== Directive ==
Identify each line below containing the string "name" and copy it.

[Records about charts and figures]
* * *

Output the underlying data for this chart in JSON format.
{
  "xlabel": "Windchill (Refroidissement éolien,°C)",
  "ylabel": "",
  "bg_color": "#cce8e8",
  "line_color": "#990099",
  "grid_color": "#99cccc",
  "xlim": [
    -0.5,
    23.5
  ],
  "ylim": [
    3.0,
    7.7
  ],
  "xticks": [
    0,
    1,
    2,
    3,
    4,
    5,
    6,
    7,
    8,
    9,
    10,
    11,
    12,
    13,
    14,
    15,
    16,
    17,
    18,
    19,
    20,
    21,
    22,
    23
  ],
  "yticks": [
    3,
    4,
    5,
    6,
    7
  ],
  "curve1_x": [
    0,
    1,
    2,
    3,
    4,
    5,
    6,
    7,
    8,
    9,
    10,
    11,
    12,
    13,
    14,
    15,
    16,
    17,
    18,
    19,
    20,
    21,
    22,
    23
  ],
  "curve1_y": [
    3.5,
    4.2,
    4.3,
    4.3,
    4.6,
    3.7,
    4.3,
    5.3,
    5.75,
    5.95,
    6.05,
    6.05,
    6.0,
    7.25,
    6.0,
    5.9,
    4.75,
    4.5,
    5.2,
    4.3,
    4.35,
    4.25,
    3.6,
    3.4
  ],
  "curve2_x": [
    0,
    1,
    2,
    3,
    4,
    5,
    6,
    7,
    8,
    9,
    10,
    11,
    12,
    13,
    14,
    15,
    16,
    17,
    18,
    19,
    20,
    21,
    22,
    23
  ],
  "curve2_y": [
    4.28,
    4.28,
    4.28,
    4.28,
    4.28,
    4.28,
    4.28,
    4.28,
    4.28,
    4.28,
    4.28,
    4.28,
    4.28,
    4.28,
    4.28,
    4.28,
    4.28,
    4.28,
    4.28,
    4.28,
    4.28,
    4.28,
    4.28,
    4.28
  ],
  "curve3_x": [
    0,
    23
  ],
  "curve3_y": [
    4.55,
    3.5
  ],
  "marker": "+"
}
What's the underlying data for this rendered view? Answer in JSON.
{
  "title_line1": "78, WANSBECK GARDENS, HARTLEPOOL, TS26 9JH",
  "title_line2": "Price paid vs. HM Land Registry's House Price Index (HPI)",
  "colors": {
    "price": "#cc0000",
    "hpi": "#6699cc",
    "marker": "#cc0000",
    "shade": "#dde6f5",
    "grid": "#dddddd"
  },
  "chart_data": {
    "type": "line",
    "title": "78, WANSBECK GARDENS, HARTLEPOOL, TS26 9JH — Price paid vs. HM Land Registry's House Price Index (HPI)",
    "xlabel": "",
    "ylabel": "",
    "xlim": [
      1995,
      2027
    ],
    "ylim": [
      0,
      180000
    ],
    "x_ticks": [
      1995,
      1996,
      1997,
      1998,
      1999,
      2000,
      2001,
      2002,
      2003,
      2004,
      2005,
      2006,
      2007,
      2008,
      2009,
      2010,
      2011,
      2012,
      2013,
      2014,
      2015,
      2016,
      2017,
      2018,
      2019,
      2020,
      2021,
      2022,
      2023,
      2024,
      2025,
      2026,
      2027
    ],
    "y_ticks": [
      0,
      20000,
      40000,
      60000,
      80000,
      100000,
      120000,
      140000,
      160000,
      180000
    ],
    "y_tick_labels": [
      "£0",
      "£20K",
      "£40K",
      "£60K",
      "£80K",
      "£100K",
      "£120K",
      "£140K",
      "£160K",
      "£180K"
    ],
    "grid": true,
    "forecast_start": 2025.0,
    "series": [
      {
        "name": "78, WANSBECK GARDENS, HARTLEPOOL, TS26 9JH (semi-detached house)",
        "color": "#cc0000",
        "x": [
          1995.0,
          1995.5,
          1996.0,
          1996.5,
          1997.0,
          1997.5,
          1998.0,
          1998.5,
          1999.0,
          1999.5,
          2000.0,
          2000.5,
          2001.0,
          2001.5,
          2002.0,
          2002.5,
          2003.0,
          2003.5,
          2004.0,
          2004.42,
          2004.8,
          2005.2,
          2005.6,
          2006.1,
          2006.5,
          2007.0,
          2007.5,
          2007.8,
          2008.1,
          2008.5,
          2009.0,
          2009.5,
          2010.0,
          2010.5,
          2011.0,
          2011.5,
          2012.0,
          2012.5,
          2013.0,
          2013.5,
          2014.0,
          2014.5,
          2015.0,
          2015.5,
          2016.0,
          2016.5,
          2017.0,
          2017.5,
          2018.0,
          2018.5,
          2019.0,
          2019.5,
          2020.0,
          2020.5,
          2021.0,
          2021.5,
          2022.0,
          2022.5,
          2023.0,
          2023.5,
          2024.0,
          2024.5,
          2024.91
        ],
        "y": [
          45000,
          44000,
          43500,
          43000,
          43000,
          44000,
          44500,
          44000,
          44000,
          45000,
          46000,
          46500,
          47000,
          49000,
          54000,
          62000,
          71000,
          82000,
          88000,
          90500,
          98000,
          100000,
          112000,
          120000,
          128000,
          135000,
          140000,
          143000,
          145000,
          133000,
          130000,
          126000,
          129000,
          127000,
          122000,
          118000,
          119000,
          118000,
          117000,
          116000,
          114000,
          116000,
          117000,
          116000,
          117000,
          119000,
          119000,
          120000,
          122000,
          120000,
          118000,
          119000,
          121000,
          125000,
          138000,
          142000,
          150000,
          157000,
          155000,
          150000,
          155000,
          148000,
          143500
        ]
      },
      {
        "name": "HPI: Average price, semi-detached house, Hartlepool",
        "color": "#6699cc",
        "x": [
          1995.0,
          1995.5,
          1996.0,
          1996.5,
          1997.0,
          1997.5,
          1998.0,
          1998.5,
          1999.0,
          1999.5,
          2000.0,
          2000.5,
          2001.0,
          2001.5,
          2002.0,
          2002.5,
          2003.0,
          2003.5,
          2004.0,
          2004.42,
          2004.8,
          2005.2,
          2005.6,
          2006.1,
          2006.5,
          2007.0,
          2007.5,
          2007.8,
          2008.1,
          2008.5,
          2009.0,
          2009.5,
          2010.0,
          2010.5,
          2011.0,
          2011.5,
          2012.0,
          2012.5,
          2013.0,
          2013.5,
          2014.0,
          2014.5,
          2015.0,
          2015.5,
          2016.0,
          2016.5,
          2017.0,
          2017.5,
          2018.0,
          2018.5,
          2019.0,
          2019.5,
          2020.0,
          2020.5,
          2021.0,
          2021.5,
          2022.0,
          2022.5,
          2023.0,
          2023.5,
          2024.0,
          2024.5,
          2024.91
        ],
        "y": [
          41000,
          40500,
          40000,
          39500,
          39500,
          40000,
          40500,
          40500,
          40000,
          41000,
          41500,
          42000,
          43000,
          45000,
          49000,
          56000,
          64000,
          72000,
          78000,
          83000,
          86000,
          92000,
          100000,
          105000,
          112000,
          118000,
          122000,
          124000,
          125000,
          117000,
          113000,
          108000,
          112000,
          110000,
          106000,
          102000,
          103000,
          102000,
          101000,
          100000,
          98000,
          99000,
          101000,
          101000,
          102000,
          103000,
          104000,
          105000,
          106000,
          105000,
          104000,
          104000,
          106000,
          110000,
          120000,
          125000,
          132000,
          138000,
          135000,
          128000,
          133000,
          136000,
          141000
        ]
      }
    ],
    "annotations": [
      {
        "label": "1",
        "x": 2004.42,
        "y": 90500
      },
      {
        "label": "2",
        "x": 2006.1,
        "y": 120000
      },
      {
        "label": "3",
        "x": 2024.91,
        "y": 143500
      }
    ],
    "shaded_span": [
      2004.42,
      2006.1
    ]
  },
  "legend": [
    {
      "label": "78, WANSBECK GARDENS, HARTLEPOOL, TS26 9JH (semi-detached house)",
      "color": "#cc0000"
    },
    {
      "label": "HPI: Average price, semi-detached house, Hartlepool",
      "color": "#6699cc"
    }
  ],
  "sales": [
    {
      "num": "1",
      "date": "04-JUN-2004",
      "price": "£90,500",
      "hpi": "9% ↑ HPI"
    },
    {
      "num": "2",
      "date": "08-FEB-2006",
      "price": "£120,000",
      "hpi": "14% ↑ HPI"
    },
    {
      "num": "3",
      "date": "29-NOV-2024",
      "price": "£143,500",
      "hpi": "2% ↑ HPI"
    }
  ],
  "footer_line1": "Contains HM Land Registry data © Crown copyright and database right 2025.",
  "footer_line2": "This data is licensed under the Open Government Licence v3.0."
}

* * *

== Answer for the task ==
        "name": "78, WANSBECK GARDENS, HARTLEPOOL, TS26 9JH (semi-detached house)",
        "name": "HPI: Average price, semi-detached house, Hartlepool",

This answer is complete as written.